[Dataset items]

═══

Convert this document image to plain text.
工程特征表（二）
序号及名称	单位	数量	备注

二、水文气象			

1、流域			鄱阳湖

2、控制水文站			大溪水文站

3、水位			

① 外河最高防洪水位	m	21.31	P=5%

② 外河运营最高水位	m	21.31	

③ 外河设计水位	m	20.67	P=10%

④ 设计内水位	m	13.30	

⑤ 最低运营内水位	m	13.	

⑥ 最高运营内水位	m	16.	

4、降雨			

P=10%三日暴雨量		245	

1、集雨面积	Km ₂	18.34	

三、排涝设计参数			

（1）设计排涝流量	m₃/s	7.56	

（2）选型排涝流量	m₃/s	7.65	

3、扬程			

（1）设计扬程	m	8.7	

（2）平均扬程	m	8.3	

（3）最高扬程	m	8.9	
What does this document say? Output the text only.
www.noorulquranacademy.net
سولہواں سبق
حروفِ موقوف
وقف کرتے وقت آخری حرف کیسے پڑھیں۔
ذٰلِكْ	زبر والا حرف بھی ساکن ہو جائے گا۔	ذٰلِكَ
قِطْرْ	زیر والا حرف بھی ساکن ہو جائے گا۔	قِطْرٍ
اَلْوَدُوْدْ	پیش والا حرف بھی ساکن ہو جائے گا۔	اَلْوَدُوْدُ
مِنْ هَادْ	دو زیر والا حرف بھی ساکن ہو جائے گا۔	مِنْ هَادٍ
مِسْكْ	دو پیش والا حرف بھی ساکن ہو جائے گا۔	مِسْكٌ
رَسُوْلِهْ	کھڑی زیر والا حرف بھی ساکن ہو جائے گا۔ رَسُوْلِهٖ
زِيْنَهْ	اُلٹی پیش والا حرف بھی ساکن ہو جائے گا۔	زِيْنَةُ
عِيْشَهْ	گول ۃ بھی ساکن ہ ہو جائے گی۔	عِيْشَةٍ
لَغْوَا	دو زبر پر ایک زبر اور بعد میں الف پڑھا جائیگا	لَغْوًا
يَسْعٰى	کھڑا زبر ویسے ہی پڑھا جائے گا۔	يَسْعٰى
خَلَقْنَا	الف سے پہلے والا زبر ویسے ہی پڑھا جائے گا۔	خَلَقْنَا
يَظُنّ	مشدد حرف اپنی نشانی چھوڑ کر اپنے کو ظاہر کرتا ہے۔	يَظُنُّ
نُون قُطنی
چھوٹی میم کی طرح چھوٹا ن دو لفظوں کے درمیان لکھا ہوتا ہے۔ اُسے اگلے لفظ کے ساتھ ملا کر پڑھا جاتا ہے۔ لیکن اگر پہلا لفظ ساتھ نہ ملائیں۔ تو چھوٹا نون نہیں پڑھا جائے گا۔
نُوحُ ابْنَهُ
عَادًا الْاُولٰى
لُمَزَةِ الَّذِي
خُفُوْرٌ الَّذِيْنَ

═══

### Exercise brief
Work out how many lines in the records above contain the word "ویسے", and reply with that number alone.

### Response for this exercise
2